▶ [Exercise instructions] Please print the full listing exactly.

▶ [Entries shown]
----------

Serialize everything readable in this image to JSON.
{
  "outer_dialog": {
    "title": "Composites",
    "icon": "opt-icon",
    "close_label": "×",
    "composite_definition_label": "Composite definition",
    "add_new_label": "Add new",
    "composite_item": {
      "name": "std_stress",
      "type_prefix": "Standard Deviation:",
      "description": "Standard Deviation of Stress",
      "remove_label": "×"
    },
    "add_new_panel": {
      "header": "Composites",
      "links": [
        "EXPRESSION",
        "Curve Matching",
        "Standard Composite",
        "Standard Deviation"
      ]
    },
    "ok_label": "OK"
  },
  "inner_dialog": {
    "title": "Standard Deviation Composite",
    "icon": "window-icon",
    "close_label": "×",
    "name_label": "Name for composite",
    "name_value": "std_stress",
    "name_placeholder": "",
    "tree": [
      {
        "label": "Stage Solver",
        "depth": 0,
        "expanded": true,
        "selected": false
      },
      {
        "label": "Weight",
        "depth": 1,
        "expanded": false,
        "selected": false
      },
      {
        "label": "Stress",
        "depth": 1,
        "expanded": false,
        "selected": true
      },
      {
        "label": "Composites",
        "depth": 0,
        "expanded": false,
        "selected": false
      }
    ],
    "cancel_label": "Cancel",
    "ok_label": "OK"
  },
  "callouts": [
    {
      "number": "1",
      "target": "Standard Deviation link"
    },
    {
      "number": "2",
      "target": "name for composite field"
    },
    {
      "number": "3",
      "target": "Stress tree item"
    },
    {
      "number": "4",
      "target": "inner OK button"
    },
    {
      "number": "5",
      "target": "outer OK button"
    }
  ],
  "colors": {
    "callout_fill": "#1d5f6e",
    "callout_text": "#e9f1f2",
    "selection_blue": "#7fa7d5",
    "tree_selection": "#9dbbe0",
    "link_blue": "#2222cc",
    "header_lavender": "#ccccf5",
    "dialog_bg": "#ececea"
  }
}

----------

▶ [Solved exercise]
Serialize everything readable in this image to JSON.
{
  "outer_dialog": {
    "title": "Composites",
    "icon": "opt-icon",
    "close_label": "×",
    "composite_definition_label": "Composite definition",
    "add_new_label": "Add new",
    "composite_item": {
      "name": "std_stress",
      "type_prefix": "Standard Deviation:",
      "description": "Standard Deviation of Stress",
      "remove_label": "×"
    },
    "add_new_panel": {
      "header": "Composites",
      "links": [
        "EXPRESSION",
        "Curve Matching",
        "Standard Composite",
        "Standard Deviation"
      ]
    },
    "ok_label": "OK"
  },
  "inner_dialog": {
    "title": "Standard Deviation Composite",
    "icon": "window-icon",
    "close_label": "×",
    "name_label": "Name for composite",
    "name_value": "std_stress",
    "name_placeholder": "",
    "tree": [
      {
        "label": "Stage Solver",
        "depth": 0,
        "expanded": true,
        "selected": false
      },
      {
        "label": "Weight",
        "depth": 1,
        "expanded": false,
        "selected": false
      },
      {
        "label": "Stress",
        "depth": 1,
        "expanded": false,
        "selected": true
      },
      {
        "label": "Composites",
        "depth": 0,
        "expanded": false,
        "selected": false
      }
    ],
    "cancel_label": "Cancel",
    "ok_label": "OK"
  },
  "callouts": [
    {
      "number": "1",
      "target": "Standard Deviation link"
    },
    {
      "number": "2",
      "target": "name for composite field"
    },
    {
      "number": "3",
      "target": "Stress tree item"
    },
    {
      "number": "4",
      "target": "inner OK button"
    },
    {
      "number": "5",
      "target": "outer OK button"
    }
  ],
  "colors": {
    "callout_fill": "#1d5f6e",
    "callout_text": "#e9f1f2",
    "selection_blue": "#7fa7d5",
    "tree_selection": "#9dbbe0",
    "link_blue": "#2222cc",
    "header_lavender": "#ccccf5",
    "dialog_bg": "#ececea"
  }
}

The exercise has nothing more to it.